▶ DATA TO PROCESS
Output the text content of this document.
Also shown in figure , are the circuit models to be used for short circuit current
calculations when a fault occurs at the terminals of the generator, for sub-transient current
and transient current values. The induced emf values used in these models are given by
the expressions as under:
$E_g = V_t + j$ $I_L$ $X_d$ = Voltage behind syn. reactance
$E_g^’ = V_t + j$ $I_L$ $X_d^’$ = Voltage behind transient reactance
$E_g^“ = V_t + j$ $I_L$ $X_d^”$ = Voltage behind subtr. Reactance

* * *

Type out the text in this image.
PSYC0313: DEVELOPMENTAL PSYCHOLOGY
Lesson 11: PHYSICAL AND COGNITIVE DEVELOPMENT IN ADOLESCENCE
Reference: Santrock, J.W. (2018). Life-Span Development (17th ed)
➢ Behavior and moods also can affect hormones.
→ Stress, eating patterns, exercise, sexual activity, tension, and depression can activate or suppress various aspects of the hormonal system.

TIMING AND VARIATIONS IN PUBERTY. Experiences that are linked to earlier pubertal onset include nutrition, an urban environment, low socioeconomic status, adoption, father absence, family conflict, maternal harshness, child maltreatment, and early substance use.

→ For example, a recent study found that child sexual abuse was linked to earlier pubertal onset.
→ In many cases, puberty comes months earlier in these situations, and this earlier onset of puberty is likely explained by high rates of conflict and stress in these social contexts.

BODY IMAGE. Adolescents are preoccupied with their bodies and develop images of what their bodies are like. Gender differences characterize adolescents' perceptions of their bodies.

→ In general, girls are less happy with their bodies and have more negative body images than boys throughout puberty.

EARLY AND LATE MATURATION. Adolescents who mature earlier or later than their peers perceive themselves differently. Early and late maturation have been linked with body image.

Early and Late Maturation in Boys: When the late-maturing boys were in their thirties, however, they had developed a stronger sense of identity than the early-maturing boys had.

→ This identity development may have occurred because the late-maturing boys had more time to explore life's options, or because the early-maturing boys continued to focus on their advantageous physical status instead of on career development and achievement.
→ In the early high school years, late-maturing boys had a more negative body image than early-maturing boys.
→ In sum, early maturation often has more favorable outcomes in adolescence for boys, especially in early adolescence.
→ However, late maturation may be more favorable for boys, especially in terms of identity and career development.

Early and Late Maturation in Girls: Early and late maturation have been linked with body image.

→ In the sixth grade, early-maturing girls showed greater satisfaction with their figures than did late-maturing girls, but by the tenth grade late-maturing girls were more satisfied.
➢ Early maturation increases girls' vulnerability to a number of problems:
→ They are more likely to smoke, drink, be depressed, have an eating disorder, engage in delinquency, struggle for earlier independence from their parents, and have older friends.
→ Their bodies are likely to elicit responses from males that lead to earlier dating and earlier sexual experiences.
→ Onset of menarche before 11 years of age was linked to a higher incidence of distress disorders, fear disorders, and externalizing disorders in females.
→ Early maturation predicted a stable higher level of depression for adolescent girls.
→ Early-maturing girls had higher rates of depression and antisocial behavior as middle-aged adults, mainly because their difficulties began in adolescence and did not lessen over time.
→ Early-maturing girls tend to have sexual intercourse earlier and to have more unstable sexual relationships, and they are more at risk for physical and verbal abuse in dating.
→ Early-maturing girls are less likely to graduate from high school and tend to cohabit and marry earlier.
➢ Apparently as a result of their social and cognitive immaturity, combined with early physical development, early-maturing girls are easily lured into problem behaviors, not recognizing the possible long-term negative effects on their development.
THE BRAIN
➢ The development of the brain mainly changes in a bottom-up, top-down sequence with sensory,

...

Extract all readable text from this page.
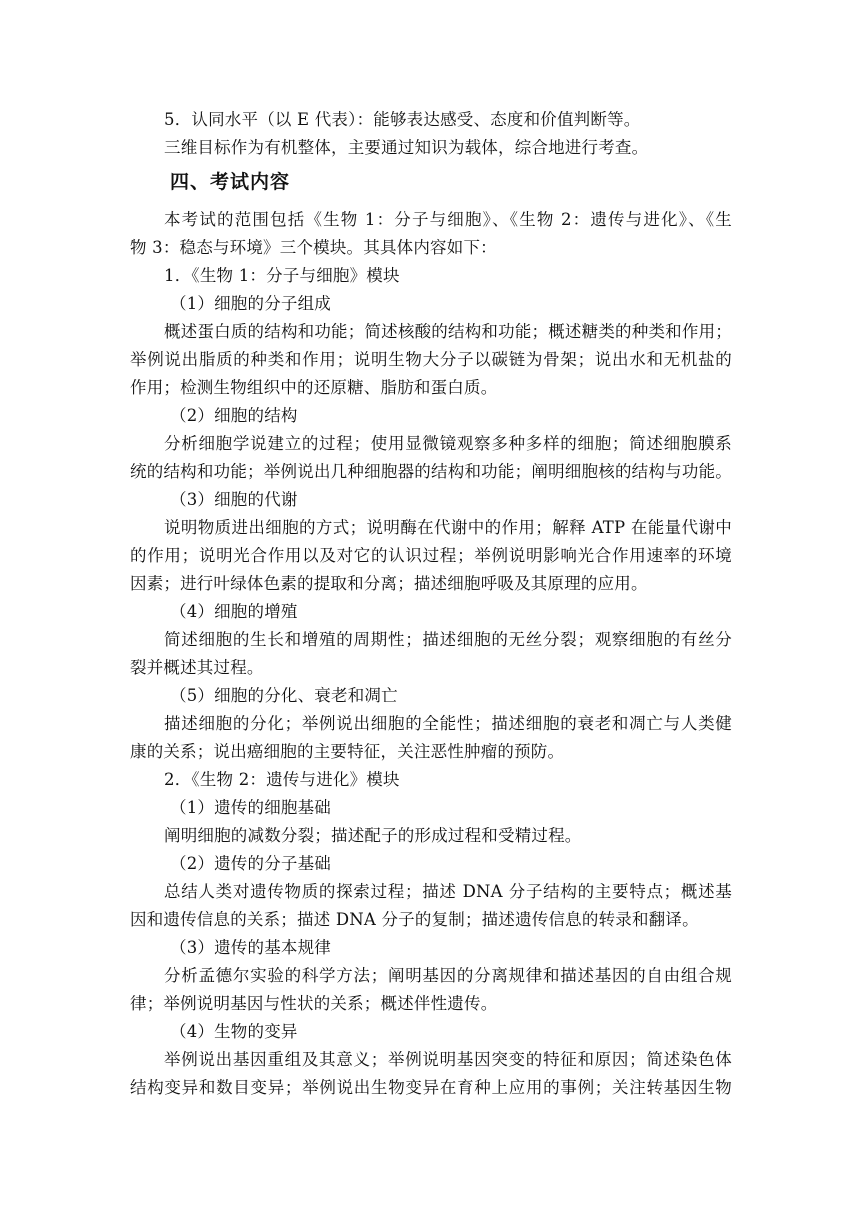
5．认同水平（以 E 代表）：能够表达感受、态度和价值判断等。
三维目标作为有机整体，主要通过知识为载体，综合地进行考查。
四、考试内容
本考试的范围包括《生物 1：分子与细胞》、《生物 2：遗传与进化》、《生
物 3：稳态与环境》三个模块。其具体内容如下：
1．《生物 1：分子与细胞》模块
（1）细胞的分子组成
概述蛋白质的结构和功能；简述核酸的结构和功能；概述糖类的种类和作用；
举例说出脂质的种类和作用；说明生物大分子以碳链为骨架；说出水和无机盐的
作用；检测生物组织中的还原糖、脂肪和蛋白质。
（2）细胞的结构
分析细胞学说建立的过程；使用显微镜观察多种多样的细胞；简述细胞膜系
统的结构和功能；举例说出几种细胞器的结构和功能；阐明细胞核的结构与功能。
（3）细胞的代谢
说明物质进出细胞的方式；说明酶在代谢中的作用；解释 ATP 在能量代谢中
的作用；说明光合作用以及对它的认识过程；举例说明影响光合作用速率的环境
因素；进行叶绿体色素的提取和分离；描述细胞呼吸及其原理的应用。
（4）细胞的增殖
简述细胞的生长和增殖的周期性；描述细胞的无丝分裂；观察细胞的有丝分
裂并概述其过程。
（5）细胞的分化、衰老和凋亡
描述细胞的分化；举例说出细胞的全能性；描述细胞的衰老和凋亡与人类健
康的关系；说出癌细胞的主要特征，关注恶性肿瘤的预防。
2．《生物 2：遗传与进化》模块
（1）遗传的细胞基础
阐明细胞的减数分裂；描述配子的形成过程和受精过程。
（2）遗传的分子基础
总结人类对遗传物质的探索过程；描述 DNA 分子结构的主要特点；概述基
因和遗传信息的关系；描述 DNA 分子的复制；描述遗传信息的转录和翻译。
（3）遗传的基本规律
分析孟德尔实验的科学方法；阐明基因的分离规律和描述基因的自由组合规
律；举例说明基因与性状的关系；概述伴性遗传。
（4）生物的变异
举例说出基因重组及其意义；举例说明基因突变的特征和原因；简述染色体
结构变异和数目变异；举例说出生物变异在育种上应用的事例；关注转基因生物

▶ PROBLEM DESCRIPTION
Gather from the entries above all lines that include the string "遗传与进化".

▶ RIGHT ANSWER
本考试的范围包括《生物 1：分子与细胞》、《生物 2：遗传与进化》、《生
2．《生物 2：遗传与进化》模块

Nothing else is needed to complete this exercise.